TEXT PROVIDED Start Marker

Shakespeare was the first (maybe) to ask "What's in a name?" (Romeo and Juliet, Act II, Scene II). Well, as it turns out, a lot.
Have you ever wondered how you might be different if you had a different name? Would that change who you are, what you like, or how you behave? Most people would say probably not, but I'm not so sure. I've often wondered how I might be different if my parents had chosen a different name for me, a normal name, like, for example, Diane, instead of Dian. You see, it's less about the actual name, and more about the experiences induced by having an unusual name.
Growing up, a lot of kids mocked my name. That's not altogether surprising I guess; that's what kids do. (My third grade teacher was Mrs. Hugaboom, whom we used to say would explode if you hugged her. Unfortunate surname.) But I'd venture to say that a name like Bobby or Jane doesn't get the kind of attention my name did. One school bully called me Dion Sanders and Dion Warwick because that was the way many teachers pronounced my name. Correcting adults on the pronunciation of my name was more embarrassing than helpful. I had a substitute teacher for one day in high school who just couldn't master my name when taking attendance. After the third or fourth try, I just said "Close enough," and the woman fairly yelled at me that it wasn't good enough for her to be "close enough." She wanted to get it right and we went back and forth several times before she got it. It was mortifying, and I never saw her again, so it hardly seems worth it. On another occasion, I tried correcting a teacher on the first day of class. She said "Diane," and I said "It's Dian," only to realize that - oops - there was girl in the class whose name was Diane. So I gave up on correcting people, which is why my eleventh grade English teacher called me Deena all year. Deena.

TEXT PROVIDED End Marker

## WORK ORDER 1
List every name, other than Dian, that the piece about names says people called the writer.
## WORK ORDER 2
Please reproduce the piece about names between "Have you ever" and "an unusual name.", inclusive.
## WORK ORDER 3
In the piece about names, what was the writer's third grade teacher called?

INPUT DATA Start Marker

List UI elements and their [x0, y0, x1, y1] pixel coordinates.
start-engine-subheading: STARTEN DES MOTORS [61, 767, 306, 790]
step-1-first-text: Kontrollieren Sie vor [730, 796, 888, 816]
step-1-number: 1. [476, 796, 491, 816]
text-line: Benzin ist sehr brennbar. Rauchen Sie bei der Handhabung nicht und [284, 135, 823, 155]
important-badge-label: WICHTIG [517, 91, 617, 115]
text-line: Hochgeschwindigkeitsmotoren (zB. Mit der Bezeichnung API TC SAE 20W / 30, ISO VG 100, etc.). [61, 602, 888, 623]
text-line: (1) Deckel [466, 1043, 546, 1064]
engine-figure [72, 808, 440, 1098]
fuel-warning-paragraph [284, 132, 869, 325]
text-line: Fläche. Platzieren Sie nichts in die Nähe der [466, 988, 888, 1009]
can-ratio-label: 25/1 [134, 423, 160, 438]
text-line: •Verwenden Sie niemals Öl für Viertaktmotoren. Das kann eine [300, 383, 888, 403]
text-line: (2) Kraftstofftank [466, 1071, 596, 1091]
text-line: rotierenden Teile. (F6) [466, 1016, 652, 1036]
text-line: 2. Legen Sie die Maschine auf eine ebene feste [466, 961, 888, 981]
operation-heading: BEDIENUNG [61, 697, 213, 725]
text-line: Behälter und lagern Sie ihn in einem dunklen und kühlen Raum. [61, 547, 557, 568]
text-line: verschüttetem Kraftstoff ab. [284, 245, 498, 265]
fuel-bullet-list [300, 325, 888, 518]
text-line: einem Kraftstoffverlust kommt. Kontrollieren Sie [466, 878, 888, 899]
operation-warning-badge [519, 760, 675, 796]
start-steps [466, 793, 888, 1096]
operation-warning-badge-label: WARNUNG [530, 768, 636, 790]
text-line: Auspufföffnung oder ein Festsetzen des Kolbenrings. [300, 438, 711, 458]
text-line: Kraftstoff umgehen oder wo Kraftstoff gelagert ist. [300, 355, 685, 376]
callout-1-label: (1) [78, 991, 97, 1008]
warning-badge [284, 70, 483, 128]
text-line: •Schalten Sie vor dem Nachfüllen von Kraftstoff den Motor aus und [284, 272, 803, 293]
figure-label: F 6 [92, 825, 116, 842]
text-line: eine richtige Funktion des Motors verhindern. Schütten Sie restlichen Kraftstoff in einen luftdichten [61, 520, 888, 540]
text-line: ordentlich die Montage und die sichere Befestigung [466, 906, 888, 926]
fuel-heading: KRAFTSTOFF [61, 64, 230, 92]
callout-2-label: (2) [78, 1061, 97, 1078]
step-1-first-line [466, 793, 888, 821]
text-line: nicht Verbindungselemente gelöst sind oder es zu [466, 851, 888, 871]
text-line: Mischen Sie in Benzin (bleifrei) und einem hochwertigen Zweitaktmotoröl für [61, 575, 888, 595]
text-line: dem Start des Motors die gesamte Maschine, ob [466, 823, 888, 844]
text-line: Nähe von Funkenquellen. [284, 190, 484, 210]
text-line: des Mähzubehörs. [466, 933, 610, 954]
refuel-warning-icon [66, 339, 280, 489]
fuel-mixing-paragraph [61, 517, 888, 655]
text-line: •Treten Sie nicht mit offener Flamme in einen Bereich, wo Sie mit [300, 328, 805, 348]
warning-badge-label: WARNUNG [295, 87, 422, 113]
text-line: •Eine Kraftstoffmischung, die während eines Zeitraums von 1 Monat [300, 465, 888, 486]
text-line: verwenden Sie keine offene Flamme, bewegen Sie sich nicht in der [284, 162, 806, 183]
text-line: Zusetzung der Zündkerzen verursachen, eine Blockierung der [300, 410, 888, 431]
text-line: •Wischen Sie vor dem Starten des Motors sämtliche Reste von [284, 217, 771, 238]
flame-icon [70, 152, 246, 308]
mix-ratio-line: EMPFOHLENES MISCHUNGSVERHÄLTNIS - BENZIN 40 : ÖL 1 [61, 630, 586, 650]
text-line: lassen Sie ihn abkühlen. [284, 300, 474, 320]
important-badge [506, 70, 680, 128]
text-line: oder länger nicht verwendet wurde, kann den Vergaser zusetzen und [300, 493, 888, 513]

INPUT DATA End Marker

## RESULT 1
Dion Sanders
Dion Warwick
Diane
Deena

## RESULT 2
Have you ever wondered how you might be different if you had a different name? Would that change who you are, what you like, or how you behave? Most people would say probably not, but I'm not so sure. I've often wondered how I might be different if my parents had chosen a different name for me, a normal name, like, for example, Diane, instead of Dian. You see, it's less about the actual name, and more about the experiences induced by having an unusual name.

## RESULT 3
Mrs. Hugaboom